== AIM ==
Below are the records; reproduce all of them exactly but without any images.

[Saved entries]

........

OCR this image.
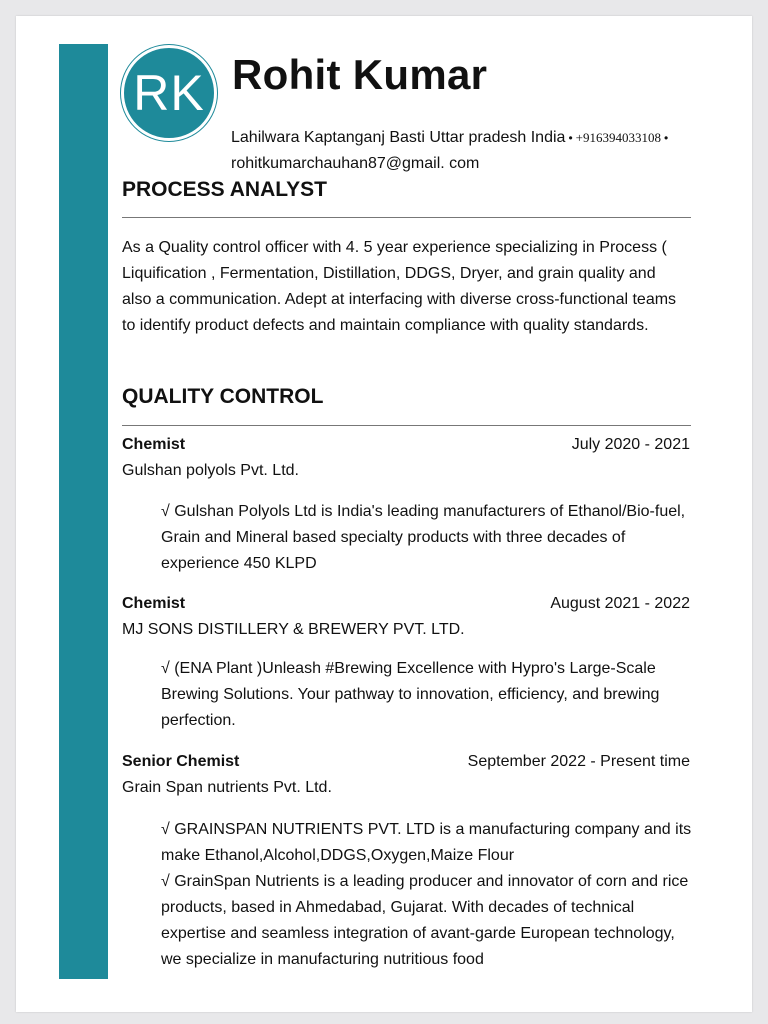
RK Rohit Kumar
Lahilwara Kaptanganj Basti Uttar pradesh India • +916394033108 •
rohitkumarchauhan87@gmail. com
PROCESS ANALYST
As a Quality control officer with 4. 5 year experience specializing in Process ( Liquification , Fermentation, Distillation, DDGS, Dryer, and grain quality and also a communication. Adept at interfacing with diverse cross-functional teams to identify product defects and maintain compliance with quality standards.
QUALITY CONTROL
Chemist	July 2020 - 2021
Gulshan polyols Pvt. Ltd.

√ Gulshan Polyols Ltd is India's leading manufacturers of Ethanol/Bio-fuel, Grain and Mineral based specialty products with three decades of experience 450 KLPD

Chemist	August 2021 - 2022
MJ SONS DISTILLERY & BREWERY PVT. LTD.

√ (ENA Plant )Unleash #Brewing Excellence with Hypro's Large-Scale Brewing Solutions. Your pathway to innovation, efficiency, and brewing perfection.

Senior Chemist	September 2022 - Present time
Grain Span nutrients Pvt. Ltd.

√ GRAINSPAN NUTRIENTS PVT. LTD is a manufacturing company and its make Ethanol,Alcohol,DDGS,Oxygen,Maize Flour

√ GrainSpan Nutrients is a leading producer and innovator of corn and rice products, based in Ahmedabad, Gujarat. With decades of technical expertise and seamless integration of avant-garde European technology, we specialize in manufacturing nutritious food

........

== EXPECTED ANSWER ==
OCR this image.
RK Rohit Kumar
Lahilwara Kaptanganj Basti Uttar pradesh India • +916394033108 •
rohitkumarchauhan87@gmail. com
PROCESS ANALYST
As a Quality control officer with 4. 5 year experience specializing in Process ( Liquification , Fermentation, Distillation, DDGS, Dryer, and grain quality and also a communication. Adept at interfacing with diverse cross-functional teams to identify product defects and maintain compliance with quality standards.
QUALITY CONTROL
Chemist	July 2020 - 2021
Gulshan polyols Pvt. Ltd.

√ Gulshan Polyols Ltd is India's leading manufacturers of Ethanol/Bio-fuel, Grain and Mineral based specialty products with three decades of experience 450 KLPD

Chemist	August 2021 - 2022
MJ SONS DISTILLERY & BREWERY PVT. LTD.

√ (ENA Plant )Unleash #Brewing Excellence with Hypro's Large-Scale Brewing Solutions. Your pathway to innovation, efficiency, and brewing perfection.

Senior Chemist	September 2022 - Present time
Grain Span nutrients Pvt. Ltd.

√ GRAINSPAN NUTRIENTS PVT. LTD is a manufacturing company and its make Ethanol,Alcohol,DDGS,Oxygen,Maize Flour

√ GrainSpan Nutrients is a leading producer and innovator of corn and rice products, based in Ahmedabad, Gujarat. With decades of technical expertise and seamless integration of avant-garde European technology, we specialize in manufacturing nutritious food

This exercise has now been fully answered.